▸ Task goal:
Rewrite the lines below, changing every "time-tick" to "timeline-tick" and keeping everything else the same.

▸ Data provided:
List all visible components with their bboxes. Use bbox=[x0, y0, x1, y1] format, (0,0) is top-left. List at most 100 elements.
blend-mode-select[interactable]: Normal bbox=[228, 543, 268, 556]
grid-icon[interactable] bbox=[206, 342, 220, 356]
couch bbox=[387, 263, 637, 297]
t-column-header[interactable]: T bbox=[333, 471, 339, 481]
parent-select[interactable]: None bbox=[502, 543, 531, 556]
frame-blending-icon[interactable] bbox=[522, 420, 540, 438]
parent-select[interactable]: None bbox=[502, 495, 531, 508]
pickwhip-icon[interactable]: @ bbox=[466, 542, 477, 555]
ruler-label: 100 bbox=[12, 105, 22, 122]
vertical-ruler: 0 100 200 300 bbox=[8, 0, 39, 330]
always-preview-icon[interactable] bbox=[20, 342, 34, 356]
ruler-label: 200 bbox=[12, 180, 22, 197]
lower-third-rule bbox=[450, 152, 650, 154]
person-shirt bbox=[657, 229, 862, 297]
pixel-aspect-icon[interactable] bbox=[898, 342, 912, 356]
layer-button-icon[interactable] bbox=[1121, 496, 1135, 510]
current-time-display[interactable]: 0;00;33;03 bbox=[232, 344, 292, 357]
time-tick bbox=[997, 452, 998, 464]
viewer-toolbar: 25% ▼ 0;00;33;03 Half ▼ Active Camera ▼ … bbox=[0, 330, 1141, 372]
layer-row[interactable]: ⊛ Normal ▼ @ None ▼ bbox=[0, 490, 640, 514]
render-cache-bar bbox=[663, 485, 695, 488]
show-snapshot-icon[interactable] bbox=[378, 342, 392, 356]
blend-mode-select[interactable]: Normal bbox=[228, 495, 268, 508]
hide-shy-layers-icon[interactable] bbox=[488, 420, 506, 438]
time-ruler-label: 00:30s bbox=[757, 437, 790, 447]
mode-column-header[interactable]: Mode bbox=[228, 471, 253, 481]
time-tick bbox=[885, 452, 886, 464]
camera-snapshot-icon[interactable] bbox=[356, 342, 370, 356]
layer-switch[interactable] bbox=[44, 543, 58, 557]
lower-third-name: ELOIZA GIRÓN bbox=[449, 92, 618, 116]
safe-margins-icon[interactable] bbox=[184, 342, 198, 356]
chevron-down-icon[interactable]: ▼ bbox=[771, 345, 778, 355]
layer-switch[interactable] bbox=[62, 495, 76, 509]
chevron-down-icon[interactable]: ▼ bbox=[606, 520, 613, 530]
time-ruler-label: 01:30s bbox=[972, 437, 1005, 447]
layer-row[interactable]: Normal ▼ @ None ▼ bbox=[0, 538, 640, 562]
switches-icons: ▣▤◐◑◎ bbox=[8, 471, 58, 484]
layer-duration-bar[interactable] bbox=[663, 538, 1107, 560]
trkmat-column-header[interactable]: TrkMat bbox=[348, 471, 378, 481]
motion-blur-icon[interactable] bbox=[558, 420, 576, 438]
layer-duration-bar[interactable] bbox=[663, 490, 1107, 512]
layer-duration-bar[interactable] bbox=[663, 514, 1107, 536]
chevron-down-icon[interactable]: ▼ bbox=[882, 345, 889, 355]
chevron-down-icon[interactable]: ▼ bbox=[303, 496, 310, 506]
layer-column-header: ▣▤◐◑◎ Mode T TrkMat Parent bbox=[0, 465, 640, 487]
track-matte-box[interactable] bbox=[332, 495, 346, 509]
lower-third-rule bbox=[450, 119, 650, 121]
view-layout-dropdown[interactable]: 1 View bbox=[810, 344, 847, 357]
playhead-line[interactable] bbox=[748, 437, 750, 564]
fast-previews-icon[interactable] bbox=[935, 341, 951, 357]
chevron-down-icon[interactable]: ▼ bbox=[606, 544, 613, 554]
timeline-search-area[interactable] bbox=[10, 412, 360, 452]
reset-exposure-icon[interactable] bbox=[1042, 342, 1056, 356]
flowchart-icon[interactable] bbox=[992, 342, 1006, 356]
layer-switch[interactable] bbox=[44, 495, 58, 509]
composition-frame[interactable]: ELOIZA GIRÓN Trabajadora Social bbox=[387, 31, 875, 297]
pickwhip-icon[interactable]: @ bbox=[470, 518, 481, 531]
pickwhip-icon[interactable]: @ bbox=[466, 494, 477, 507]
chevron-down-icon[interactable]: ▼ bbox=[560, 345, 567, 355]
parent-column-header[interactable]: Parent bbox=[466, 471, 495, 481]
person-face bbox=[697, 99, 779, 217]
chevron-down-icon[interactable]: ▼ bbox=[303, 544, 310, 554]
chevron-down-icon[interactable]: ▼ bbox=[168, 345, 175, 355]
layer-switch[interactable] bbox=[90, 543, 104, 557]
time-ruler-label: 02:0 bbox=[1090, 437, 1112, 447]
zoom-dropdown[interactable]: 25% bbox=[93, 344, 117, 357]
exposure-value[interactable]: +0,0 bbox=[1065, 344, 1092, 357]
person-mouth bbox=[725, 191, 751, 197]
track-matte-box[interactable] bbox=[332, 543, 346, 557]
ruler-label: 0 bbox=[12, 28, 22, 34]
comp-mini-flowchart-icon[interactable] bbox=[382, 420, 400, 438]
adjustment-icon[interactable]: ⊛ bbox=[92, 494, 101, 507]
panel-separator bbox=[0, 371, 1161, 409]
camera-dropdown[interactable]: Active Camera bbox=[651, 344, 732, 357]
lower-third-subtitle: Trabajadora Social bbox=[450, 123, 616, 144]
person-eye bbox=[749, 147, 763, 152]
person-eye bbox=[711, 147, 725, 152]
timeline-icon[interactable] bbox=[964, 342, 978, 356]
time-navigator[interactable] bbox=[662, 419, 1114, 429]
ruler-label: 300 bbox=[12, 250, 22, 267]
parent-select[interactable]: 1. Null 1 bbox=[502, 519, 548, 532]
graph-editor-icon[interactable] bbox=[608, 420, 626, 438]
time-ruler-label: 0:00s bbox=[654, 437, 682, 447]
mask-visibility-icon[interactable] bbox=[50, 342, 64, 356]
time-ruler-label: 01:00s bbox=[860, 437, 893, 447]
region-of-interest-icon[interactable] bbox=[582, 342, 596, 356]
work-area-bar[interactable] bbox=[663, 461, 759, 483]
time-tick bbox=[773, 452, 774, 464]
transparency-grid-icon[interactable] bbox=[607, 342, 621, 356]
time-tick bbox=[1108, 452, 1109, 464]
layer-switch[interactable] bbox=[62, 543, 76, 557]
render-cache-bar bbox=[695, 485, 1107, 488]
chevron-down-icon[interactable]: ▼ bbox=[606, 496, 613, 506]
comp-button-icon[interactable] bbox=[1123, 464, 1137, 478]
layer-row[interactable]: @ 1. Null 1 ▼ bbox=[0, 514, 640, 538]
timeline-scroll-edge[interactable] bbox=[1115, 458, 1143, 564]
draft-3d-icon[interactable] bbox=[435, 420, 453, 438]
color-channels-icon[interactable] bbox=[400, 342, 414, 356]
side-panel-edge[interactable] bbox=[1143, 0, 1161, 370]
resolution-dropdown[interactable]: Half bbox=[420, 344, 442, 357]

▸ Written answer:
List all visible components with their bboxes. Use bbox=[x0, y0, x1, y1] format, (0,0) is top-left. List at most 100 elements.
blend-mode-select[interactable]: Normal bbox=[228, 543, 268, 556]
grid-icon[interactable] bbox=[206, 342, 220, 356]
couch bbox=[387, 263, 637, 297]
t-column-header[interactable]: T bbox=[333, 471, 339, 481]
parent-select[interactable]: None bbox=[502, 543, 531, 556]
frame-blending-icon[interactable] bbox=[522, 420, 540, 438]
parent-select[interactable]: None bbox=[502, 495, 531, 508]
pickwhip-icon[interactable]: @ bbox=[466, 542, 477, 555]
ruler-label: 100 bbox=[12, 105, 22, 122]
vertical-ruler: 0 100 200 300 bbox=[8, 0, 39, 330]
always-preview-icon[interactable] bbox=[20, 342, 34, 356]
ruler-label: 200 bbox=[12, 180, 22, 197]
lower-third-rule bbox=[450, 152, 650, 154]
person-shirt bbox=[657, 229, 862, 297]
pixel-aspect-icon[interactable] bbox=[898, 342, 912, 356]
layer-button-icon[interactable] bbox=[1121, 496, 1135, 510]
current-time-display[interactable]: 0;00;33;03 bbox=[232, 344, 292, 357]
timeline-tick bbox=[997, 452, 998, 464]
viewer-toolbar: 25% ▼ 0;00;33;03 Half ▼ Active Camera ▼ … bbox=[0, 330, 1141, 372]
layer-row[interactable]: ⊛ Normal ▼ @ None ▼ bbox=[0, 490, 640, 514]
render-cache-bar bbox=[663, 485, 695, 488]
show-snapshot-icon[interactable] bbox=[378, 342, 392, 356]
blend-mode-select[interactable]: Normal bbox=[228, 495, 268, 508]
hide-shy-layers-icon[interactable] bbox=[488, 420, 506, 438]
time-ruler-label: 00:30s bbox=[757, 437, 790, 447]
mode-column-header[interactable]: Mode bbox=[228, 471, 253, 481]
timeline-tick bbox=[885, 452, 886, 464]
camera-snapshot-icon[interactable] bbox=[356, 342, 370, 356]
layer-switch[interactable] bbox=[44, 543, 58, 557]
lower-third-name: ELOIZA GIRÓN bbox=[449, 92, 618, 116]
safe-margins-icon[interactable] bbox=[184, 342, 198, 356]
chevron-down-icon[interactable]: ▼ bbox=[771, 345, 778, 355]
layer-switch[interactable] bbox=[62, 495, 76, 509]
chevron-down-icon[interactable]: ▼ bbox=[606, 520, 613, 530]
time-ruler-label: 01:30s bbox=[972, 437, 1005, 447]
layer-row[interactable]: Normal ▼ @ None ▼ bbox=[0, 538, 640, 562]
switches-icons: ▣▤◐◑◎ bbox=[8, 471, 58, 484]
layer-duration-bar[interactable] bbox=[663, 538, 1107, 560]
trkmat-column-header[interactable]: TrkMat bbox=[348, 471, 378, 481]
motion-blur-icon[interactable] bbox=[558, 420, 576, 438]
layer-duration-bar[interactable] bbox=[663, 490, 1107, 512]
layer-duration-bar[interactable] bbox=[663, 514, 1107, 536]
chevron-down-icon[interactable]: ▼ bbox=[882, 345, 889, 355]
chevron-down-icon[interactable]: ▼ bbox=[303, 496, 310, 506]
layer-column-header: ▣▤◐◑◎ Mode T TrkMat Parent bbox=[0, 465, 640, 487]
track-matte-box[interactable] bbox=[332, 495, 346, 509]
lower-third-rule bbox=[450, 119, 650, 121]
view-layout-dropdown[interactable]: 1 View bbox=[810, 344, 847, 357]
playhead-line[interactable] bbox=[748, 437, 750, 564]
fast-previews-icon[interactable] bbox=[935, 341, 951, 357]
chevron-down-icon[interactable]: ▼ bbox=[606, 544, 613, 554]
timeline-search-area[interactable] bbox=[10, 412, 360, 452]
reset-exposure-icon[interactable] bbox=[1042, 342, 1056, 356]
flowchart-icon[interactable] bbox=[992, 342, 1006, 356]
layer-switch[interactable] bbox=[44, 495, 58, 509]
composition-frame[interactable]: ELOIZA GIRÓN Trabajadora Social bbox=[387, 31, 875, 297]
pickwhip-icon[interactable]: @ bbox=[470, 518, 481, 531]
pickwhip-icon[interactable]: @ bbox=[466, 494, 477, 507]
chevron-down-icon[interactable]: ▼ bbox=[560, 345, 567, 355]
parent-column-header[interactable]: Parent bbox=[466, 471, 495, 481]
person-face bbox=[697, 99, 779, 217]
chevron-down-icon[interactable]: ▼ bbox=[303, 544, 310, 554]
chevron-down-icon[interactable]: ▼ bbox=[168, 345, 175, 355]
layer-switch[interactable] bbox=[90, 543, 104, 557]
time-ruler-label: 02:0 bbox=[1090, 437, 1112, 447]
zoom-dropdown[interactable]: 25% bbox=[93, 344, 117, 357]
exposure-value[interactable]: +0,0 bbox=[1065, 344, 1092, 357]
person-mouth bbox=[725, 191, 751, 197]
track-matte-box[interactable] bbox=[332, 543, 346, 557]
ruler-label: 0 bbox=[12, 28, 22, 34]
comp-mini-flowchart-icon[interactable] bbox=[382, 420, 400, 438]
adjustment-icon[interactable]: ⊛ bbox=[92, 494, 101, 507]
panel-separator bbox=[0, 371, 1161, 409]
camera-dropdown[interactable]: Active Camera bbox=[651, 344, 732, 357]
lower-third-subtitle: Trabajadora Social bbox=[450, 123, 616, 144]
person-eye bbox=[749, 147, 763, 152]
person-eye bbox=[711, 147, 725, 152]
timeline-icon[interactable] bbox=[964, 342, 978, 356]
time-navigator[interactable] bbox=[662, 419, 1114, 429]
ruler-label: 300 bbox=[12, 250, 22, 267]
parent-select[interactable]: 1. Null 1 bbox=[502, 519, 548, 532]
graph-editor-icon[interactable] bbox=[608, 420, 626, 438]
time-ruler-label: 0:00s bbox=[654, 437, 682, 447]
mask-visibility-icon[interactable] bbox=[50, 342, 64, 356]
time-ruler-label: 01:00s bbox=[860, 437, 893, 447]
region-of-interest-icon[interactable] bbox=[582, 342, 596, 356]
work-area-bar[interactable] bbox=[663, 461, 759, 483]
timeline-tick bbox=[773, 452, 774, 464]
transparency-grid-icon[interactable] bbox=[607, 342, 621, 356]
timeline-tick bbox=[1108, 452, 1109, 464]
layer-switch[interactable] bbox=[62, 543, 76, 557]
render-cache-bar bbox=[695, 485, 1107, 488]
chevron-down-icon[interactable]: ▼ bbox=[606, 496, 613, 506]
comp-button-icon[interactable] bbox=[1123, 464, 1137, 478]
layer-row[interactable]: @ 1. Null 1 ▼ bbox=[0, 514, 640, 538]
timeline-scroll-edge[interactable] bbox=[1115, 458, 1143, 564]
draft-3d-icon[interactable] bbox=[435, 420, 453, 438]
color-channels-icon[interactable] bbox=[400, 342, 414, 356]
side-panel-edge[interactable] bbox=[1143, 0, 1161, 370]
resolution-dropdown[interactable]: Half bbox=[420, 344, 442, 357]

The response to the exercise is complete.